[Data entries]
···

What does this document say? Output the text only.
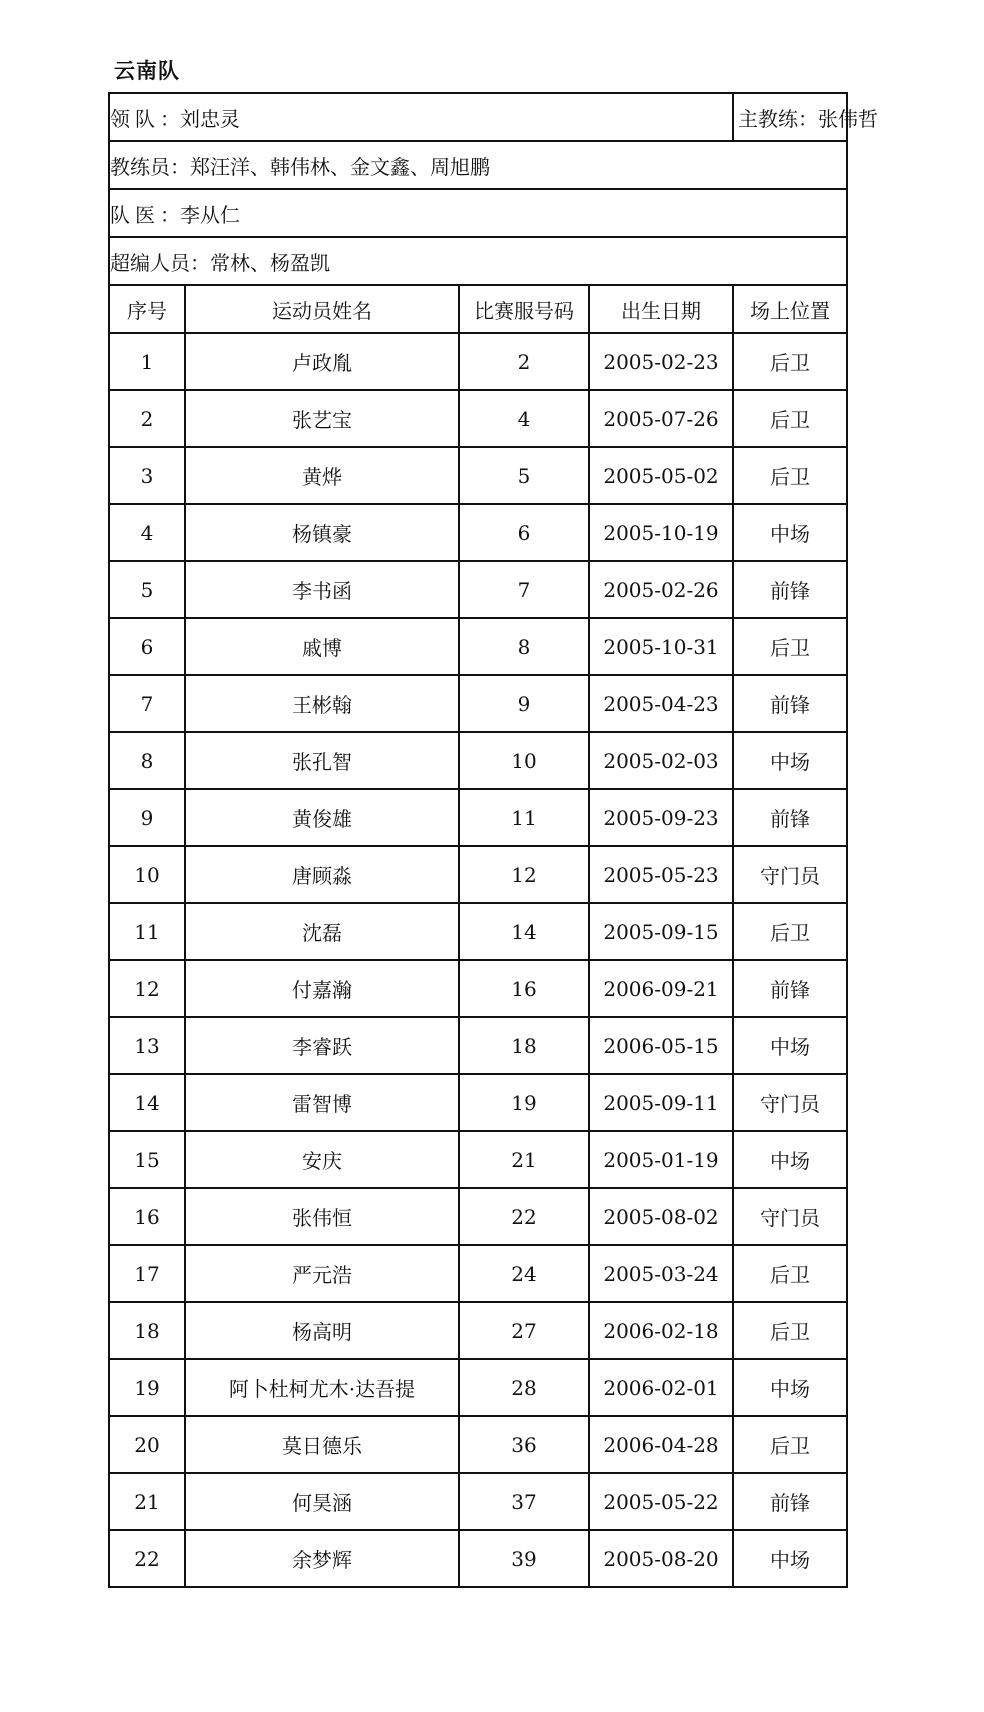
云南队
领队：刘忠灵				主教练：张伟哲
教练员：郑汪洋、韩伟林、金文鑫、周旭鹏				
队医：李从仁				
超编人员：常林、杨盈凯				
序号	运动员姓名	比赛服号码	出生日期	场上位置
1	卢政胤	2	2005-02-23	后卫
2	张艺宝	4	2005-07-26	后卫
3	黄烨	5	2005-05-02	后卫
4	杨镇豪	6	2005-10-19	中场
5	李书函	7	2005-02-26	前锋
6	戚博	8	2005-10-31	后卫
7	王彬翰	9	2005-04-23	前锋
8	张孔智	10	2005-02-03	中场
9	黄俊雄	11	2005-09-23	前锋
10	唐顾淼	12	2005-05-23	守门员
11	沈磊	14	2005-09-15	后卫
12	付嘉瀚	16	2006-09-21	前锋
13	李睿跃	18	2006-05-15	中场
14	雷智博	19	2005-09-11	守门员
15	安庆	21	2005-01-19	中场
16	张伟恒	22	2005-08-02	守门员
17	严元浩	24	2005-03-24	后卫
18	杨高明	27	2006-02-18	后卫
19	阿卜杜柯尤木·达吾提	28	2006-02-01	中场
20	莫日德乐	36	2006-04-28	后卫
21	何昊涵	37	2005-05-22	前锋
22	余梦辉	39	2005-08-20	中场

···

● **Direction**
In the copy, include no pictures; restate the listing above exactly.

● **Expected answer**
What does this document say? Output the text only.
云南队
领队：刘忠灵				主教练：张伟哲
教练员：郑汪洋、韩伟林、金文鑫、周旭鹏				
队医：李从仁				
超编人员：常林、杨盈凯				
序号	运动员姓名	比赛服号码	出生日期	场上位置
1	卢政胤	2	2005-02-23	后卫
2	张艺宝	4	2005-07-26	后卫
3	黄烨	5	2005-05-02	后卫
4	杨镇豪	6	2005-10-19	中场
5	李书函	7	2005-02-26	前锋
6	戚博	8	2005-10-31	后卫
7	王彬翰	9	2005-04-23	前锋
8	张孔智	10	2005-02-03	中场
9	黄俊雄	11	2005-09-23	前锋
10	唐顾淼	12	2005-05-23	守门员
11	沈磊	14	2005-09-15	后卫
12	付嘉瀚	16	2006-09-21	前锋
13	李睿跃	18	2006-05-15	中场
14	雷智博	19	2005-09-11	守门员
15	安庆	21	2005-01-19	中场
16	张伟恒	22	2005-08-02	守门员
17	严元浩	24	2005-03-24	后卫
18	杨高明	27	2006-02-18	后卫
19	阿卜杜柯尤木·达吾提	28	2006-02-01	中场
20	莫日德乐	36	2006-04-28	后卫
21	何昊涵	37	2005-05-22	前锋
22	余梦辉	39	2005-08-20	中场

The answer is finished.